» **SET TASK 1**
From the rows below, put the lines from the line with "ca-min-input[interactable] — [853, 86, 1020, 99]" to the line with "pie-slice-60-50-edge[interactable] — [710, 285, 755, 365]" into a Markdown table with a Number column and a Line column, and leave out any blank lines.

══ SUPPLIED PASSAGE

Giving the Dead Their Due
[Ethics, October, 2003, volume 114, pp. 38-59]
The legacy of monstrous social injustices outlive their immediate victims.
Such injustices often give rise to claims of duties of reparation. Such claims
strike a deep chord and should not be dismissed lightly. On the other hand,
attempts to provide a philosophical defense of such duties has been
surprisingly difficult. In light of the difficulties plaguing existing
approaches, I propose an unorthodox alternative that easily avoids those
difficulties. On the proposed account, duties of reparation sometimes are owed
to the dead themselves.
Mill's Intentions and Motives
[Utilitas, March, 2002, 14: 54-70]
One might have thought that any right-thinking utilitarian would hold that motives and intentions are morally on a par, as either might influence the consequences of one's actions. However, in a neglected passage of Utilitarianism, John Stuart Mill claims that the rightness of an action depends 'entirely upon the intention' but does not at all depend upon the motive. In this paper I try to make sense of Mill's initially puzzling remarks about the relative importance of intentions and motives in a way that highlights the importance of other elements of his moral philosophy and action theory.
Saving Scanlon: Contractualism and Agent-Relativity
[Journal of Political Philosophy, 2001, 9: 472-481]
T.M. Scanlon's contractualist moral theory holds that an action is wrong just in case it would be forbidden by principles nobody could reasonably reject for the general unforced regulation of behavior. Scanlon's critics (including Simon Blackburn, Colin McGinn, and Philip Pettit) argue as follows. If we understand wrongness in terms of reasonable rejectability then we had better understand the reasons for rejection as distinctively moral reasons - otherwise the theory will no longer seem plausible as a moral theory of right and wrong. If, however, we antecedently have helped ourselves to a conception of moral reasons then the contractualist machinery looks otiose. The basic idea is that whenever principles allowing an action are reasonably rejectable because such actions have feature F, such actions are wrong simply in virtue of having F and not because their having F makes principles allowing them reasonably rejectable. This standard objection rests on a pervasive misunderstanding of Scanlon's account. If Scanlon's theory held that the grounds on which one might reasonably reject principles had to be agent-neutral, then the objection might be sound. However, on Scanlon's view the reasons which ground reasonable rejection not only can be agent-relative, they must be. This underappreciated element of Scanlon's theory refutes the critics' standard objection.

════
══ PROVIDED RECORDS

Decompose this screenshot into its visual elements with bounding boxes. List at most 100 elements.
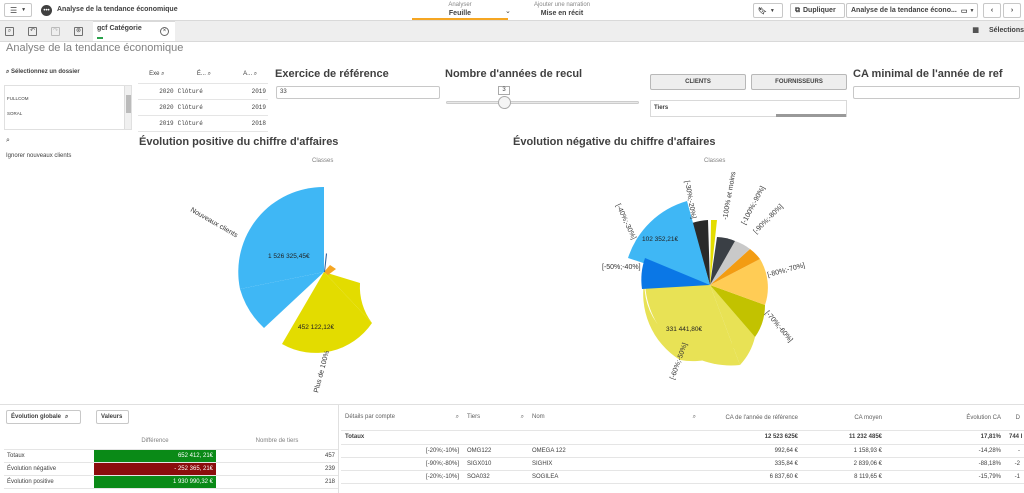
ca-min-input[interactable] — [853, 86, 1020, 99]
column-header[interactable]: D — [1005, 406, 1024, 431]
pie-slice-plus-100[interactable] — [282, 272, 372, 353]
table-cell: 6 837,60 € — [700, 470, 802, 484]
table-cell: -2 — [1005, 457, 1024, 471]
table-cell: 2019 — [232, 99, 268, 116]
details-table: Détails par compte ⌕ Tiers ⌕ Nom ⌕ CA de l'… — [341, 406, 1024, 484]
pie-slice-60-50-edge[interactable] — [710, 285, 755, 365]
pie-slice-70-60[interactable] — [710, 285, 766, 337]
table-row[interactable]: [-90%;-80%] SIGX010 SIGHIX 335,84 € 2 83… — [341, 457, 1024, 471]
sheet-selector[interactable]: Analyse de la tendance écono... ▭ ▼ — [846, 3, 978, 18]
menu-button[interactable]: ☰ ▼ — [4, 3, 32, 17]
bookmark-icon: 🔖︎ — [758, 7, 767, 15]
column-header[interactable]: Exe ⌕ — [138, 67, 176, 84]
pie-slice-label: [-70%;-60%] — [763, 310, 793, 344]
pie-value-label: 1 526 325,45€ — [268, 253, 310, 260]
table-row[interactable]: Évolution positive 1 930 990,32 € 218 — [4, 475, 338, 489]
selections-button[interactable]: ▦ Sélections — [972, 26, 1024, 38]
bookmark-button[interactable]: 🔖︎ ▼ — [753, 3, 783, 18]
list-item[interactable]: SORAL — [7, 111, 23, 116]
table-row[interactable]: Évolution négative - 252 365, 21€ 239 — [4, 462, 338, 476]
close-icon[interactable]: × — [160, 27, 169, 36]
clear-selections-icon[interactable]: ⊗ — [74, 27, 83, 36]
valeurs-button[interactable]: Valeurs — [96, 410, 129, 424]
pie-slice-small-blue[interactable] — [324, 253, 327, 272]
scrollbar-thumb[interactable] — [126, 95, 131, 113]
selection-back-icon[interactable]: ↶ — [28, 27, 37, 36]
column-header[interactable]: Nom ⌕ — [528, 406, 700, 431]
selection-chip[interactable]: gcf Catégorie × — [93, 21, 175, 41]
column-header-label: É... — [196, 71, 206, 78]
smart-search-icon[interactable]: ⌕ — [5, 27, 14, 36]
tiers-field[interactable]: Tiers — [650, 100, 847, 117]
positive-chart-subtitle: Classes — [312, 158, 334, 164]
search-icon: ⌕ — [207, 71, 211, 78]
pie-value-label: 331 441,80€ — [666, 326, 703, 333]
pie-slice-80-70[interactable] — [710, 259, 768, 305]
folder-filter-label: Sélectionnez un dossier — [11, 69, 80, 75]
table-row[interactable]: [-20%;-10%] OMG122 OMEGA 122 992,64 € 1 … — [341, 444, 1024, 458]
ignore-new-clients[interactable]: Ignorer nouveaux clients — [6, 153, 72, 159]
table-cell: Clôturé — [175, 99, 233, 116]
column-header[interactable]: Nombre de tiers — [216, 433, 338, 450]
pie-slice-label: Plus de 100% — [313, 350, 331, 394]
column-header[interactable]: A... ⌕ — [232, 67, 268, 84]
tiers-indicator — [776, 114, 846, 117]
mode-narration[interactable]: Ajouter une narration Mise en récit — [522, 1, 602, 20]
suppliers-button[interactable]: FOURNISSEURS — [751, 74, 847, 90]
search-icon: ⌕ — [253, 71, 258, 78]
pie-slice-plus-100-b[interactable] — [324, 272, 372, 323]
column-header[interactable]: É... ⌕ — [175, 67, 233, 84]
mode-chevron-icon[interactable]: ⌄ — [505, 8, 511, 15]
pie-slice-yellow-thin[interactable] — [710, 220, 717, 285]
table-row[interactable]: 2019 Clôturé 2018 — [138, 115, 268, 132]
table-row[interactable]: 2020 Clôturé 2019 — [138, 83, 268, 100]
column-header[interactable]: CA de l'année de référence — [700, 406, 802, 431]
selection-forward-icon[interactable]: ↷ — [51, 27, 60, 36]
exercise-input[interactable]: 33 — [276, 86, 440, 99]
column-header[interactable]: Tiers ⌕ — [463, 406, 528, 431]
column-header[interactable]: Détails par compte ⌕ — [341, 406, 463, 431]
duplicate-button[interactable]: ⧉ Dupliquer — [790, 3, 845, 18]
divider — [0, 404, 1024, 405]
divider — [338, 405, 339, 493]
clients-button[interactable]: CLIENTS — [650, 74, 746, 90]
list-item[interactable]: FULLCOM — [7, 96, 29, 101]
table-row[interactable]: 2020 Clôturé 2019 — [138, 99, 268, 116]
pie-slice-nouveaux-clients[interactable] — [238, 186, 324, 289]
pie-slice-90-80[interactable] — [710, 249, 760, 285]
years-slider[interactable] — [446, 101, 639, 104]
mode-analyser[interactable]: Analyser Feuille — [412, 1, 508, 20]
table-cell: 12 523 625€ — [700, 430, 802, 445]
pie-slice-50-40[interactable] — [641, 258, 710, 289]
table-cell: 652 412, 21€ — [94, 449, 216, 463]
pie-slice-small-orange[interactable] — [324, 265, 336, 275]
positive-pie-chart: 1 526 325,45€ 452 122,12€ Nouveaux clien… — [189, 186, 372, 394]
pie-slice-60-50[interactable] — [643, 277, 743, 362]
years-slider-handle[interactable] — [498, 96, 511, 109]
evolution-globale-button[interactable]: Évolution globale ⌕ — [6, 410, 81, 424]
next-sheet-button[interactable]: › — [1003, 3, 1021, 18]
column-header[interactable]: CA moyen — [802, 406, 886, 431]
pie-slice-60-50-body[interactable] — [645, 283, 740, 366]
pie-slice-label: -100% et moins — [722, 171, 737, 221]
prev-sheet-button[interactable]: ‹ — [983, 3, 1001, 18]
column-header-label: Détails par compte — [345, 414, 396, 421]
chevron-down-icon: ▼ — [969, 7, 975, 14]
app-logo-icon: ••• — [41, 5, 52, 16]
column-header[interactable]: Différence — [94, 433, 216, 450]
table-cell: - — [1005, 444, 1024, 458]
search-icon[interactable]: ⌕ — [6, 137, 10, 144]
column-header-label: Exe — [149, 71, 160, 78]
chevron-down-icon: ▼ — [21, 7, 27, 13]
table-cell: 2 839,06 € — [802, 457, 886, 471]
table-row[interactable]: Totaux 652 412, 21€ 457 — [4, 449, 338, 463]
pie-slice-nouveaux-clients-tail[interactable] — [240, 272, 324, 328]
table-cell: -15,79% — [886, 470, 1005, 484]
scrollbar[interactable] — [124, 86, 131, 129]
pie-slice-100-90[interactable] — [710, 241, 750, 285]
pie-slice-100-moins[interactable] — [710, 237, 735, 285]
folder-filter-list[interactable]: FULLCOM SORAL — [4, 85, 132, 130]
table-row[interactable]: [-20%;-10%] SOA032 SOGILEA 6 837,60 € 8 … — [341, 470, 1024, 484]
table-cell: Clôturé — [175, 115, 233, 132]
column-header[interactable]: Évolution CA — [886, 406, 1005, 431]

════

» **SET TASK 2**
For each statement, say whether it agrees with the philosophy abstracts, and give yes or no with the deciding words from the abstracts: (a) The paper on Scanlon appeared in the Journal of Political Philosophy in 2001. (b) Mill claims that the rightness of an action depends on the motive. (c) On Scanlon's view, the reasons that ground reasonable rejection must be agent-neutral.

» **PROBLEM SOLUTION 1**
| Number | Line |
|---|---|
| 1 | ca-min-input[interactable] — [853, 86, 1020, 99] |
| 2 | column-header[interactable]: D — [1005, 406, 1024, 431] |
| 3 | pie-slice-plus-100[interactable] — [282, 272, 372, 353] |
| 4 | table-cell: 6 837,60 € — [700, 470, 802, 484] |
| 5 | table-cell: -2 — [1005, 457, 1024, 471] |
| 6 | table-cell: 2019 — [232, 99, 268, 116] |
| 7 | details-table: Détails par compte ⌕ Tiers ⌕ Nom ⌕ CA de l'… — [341, 406, 1024, 484] |
| 8 | pie-slice-60-50-edge[interactable] — [710, 285, 755, 365] |

» **PROBLEM SOLUTION 2**
(a) Yes: "[Journal of Political Philosophy, 2001, 9: 472-481]"
(b) No: "the rightness of an action depends 'entirely upon the intention' but does not at all depend upon the motive"
(c) No: "on Scanlon's view the reasons which ground reasonable rejection not only can be agent-relative, they must be"